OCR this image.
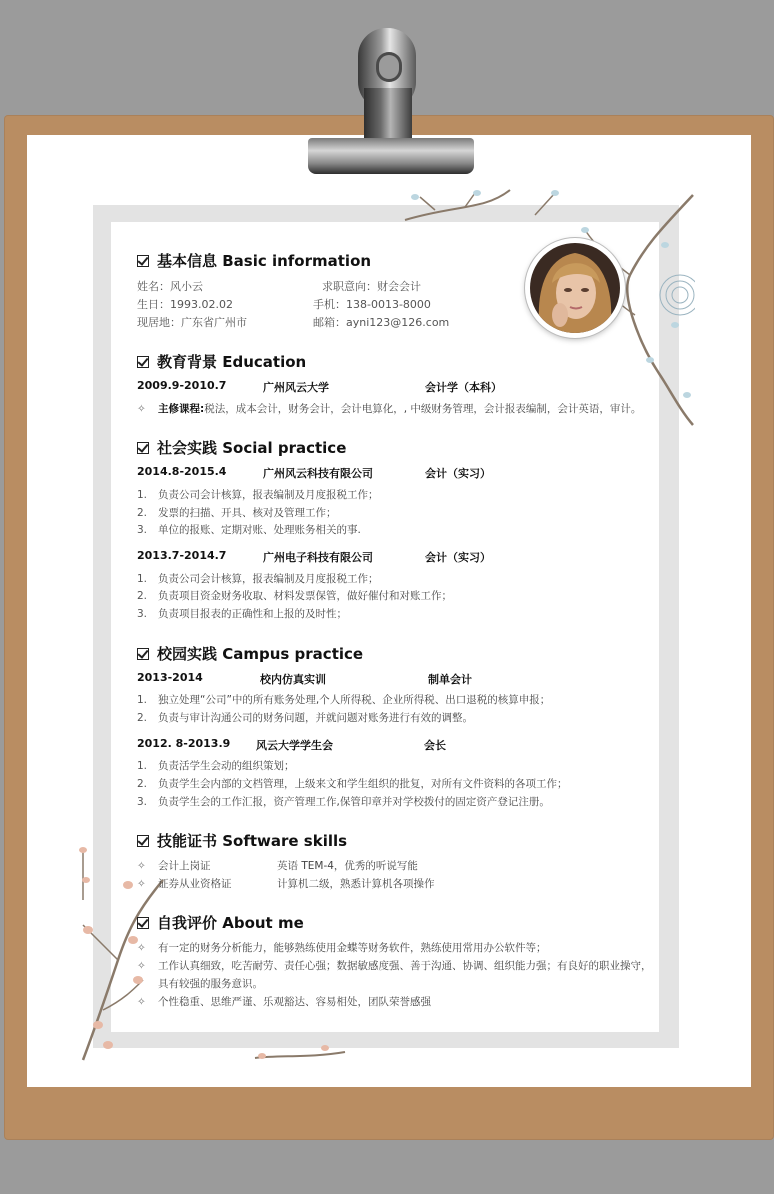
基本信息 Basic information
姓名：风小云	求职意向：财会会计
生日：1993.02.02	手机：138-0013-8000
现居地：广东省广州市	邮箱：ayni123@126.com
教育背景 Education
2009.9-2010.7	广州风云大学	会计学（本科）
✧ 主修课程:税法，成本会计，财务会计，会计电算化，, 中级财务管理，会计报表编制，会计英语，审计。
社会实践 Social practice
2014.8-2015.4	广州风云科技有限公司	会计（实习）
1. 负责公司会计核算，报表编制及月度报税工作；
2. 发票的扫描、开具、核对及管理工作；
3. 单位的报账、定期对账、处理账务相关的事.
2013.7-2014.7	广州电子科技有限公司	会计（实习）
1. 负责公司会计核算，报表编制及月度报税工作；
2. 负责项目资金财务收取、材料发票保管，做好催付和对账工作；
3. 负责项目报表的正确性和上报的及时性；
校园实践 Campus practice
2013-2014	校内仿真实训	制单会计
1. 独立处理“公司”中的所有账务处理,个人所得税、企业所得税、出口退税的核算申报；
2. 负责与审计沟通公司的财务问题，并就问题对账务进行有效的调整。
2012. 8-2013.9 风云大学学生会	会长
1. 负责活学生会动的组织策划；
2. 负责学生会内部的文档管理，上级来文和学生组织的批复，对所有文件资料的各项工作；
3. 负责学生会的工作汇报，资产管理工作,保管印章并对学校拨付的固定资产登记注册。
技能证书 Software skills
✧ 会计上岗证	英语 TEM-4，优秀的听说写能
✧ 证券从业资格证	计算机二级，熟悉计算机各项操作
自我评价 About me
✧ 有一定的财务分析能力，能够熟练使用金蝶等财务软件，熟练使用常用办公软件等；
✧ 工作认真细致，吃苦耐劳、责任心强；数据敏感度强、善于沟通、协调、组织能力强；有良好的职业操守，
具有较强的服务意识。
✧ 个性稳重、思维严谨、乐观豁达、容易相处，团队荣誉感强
═══
Using the material above, count the lines containing the word "practice". Reply with the number alone.

2